▶ Exercise prompt:
Filter the records below for the word "Setup". Copy each line that holds it.
** Begin Record list **
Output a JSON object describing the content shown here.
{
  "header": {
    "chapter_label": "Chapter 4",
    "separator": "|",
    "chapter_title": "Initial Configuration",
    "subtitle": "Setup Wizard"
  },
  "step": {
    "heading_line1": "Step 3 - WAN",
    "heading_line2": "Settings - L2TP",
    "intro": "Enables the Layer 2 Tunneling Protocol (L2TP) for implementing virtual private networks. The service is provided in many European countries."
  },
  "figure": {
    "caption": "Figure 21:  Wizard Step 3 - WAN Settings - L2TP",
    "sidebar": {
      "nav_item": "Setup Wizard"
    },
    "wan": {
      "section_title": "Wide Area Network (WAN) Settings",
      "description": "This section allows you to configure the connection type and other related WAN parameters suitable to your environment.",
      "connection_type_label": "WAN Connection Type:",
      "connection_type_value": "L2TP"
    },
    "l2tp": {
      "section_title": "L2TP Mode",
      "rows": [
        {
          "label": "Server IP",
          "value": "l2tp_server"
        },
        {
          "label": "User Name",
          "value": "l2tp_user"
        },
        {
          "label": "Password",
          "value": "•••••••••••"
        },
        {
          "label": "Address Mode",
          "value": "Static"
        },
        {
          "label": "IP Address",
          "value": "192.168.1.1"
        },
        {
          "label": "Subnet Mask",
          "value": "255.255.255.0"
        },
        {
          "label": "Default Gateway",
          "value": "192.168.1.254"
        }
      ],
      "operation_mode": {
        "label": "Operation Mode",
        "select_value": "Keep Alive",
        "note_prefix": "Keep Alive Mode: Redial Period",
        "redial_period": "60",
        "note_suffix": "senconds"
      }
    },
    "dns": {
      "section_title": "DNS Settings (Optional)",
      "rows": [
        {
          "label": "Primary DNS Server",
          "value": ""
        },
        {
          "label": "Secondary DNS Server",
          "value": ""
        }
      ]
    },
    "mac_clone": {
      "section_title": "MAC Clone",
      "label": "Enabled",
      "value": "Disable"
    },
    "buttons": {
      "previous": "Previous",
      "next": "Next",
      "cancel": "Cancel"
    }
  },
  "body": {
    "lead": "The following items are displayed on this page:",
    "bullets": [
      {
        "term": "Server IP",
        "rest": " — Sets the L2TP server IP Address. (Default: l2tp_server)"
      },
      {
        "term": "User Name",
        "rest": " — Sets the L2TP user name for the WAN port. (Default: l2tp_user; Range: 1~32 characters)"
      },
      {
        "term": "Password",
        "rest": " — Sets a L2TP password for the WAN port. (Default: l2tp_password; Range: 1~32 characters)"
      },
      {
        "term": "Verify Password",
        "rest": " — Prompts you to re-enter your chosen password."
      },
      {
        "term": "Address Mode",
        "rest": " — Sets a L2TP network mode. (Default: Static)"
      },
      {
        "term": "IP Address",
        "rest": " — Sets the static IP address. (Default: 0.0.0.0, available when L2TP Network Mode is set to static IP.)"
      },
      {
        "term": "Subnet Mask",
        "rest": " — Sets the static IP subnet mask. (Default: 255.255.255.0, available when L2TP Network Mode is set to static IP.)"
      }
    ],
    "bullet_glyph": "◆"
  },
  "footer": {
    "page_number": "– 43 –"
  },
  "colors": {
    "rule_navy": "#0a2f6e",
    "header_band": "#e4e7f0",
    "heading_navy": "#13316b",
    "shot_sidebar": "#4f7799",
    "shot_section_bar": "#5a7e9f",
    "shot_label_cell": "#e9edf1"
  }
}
** End Record list **
▶ Complete answer:
    "subtitle": "Setup Wizard"
      "nav_item": "Setup Wizard"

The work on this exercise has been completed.